§ **What is expected**
Track down the lines that contain "text" and copy them.

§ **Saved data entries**

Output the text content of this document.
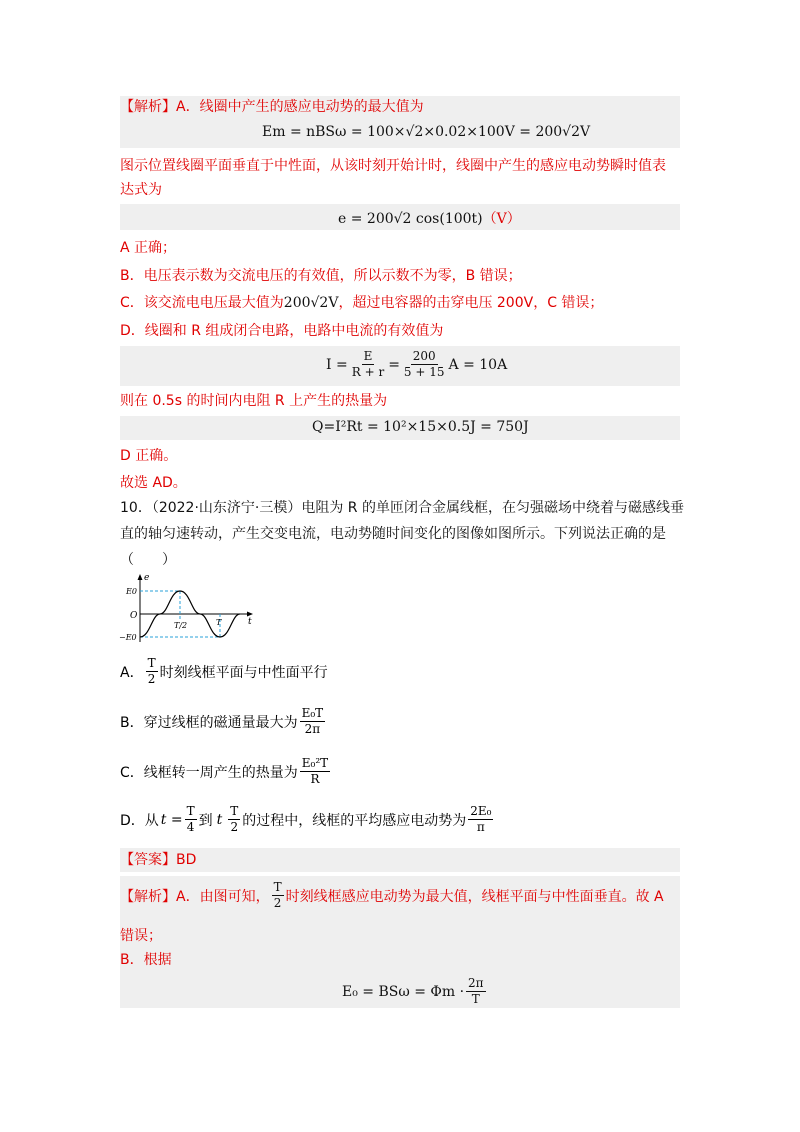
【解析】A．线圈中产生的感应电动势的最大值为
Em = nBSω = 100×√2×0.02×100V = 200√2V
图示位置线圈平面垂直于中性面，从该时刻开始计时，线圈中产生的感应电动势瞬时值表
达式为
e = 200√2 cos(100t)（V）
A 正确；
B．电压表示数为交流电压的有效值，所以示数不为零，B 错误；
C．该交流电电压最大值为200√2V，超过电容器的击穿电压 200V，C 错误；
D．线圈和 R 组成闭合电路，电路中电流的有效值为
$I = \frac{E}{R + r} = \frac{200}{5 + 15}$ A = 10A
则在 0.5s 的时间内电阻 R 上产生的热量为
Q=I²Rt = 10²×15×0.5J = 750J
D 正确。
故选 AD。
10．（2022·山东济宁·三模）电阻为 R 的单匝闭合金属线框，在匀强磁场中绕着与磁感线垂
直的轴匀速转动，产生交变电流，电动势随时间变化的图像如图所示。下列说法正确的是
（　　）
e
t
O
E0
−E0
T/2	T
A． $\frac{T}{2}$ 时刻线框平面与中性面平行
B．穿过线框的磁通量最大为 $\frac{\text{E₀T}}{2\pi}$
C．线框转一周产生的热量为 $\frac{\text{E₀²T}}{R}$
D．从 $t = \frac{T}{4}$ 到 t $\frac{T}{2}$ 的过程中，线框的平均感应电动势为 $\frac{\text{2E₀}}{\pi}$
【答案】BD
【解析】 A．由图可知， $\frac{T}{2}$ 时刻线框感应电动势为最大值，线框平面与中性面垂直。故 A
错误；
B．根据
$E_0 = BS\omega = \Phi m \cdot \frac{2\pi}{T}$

§ **Response for this exercise**
Output the text content of this document.
B．穿过线框的磁通量最大为 $\frac{\text{E₀T}}{2\pi}$
C．线框转一周产生的热量为 $\frac{\text{E₀²T}}{R}$
D．从 $t = \frac{T}{4}$ 到 t $\frac{T}{2}$ 的过程中，线框的平均感应电动势为 $\frac{\text{2E₀}}{\pi}$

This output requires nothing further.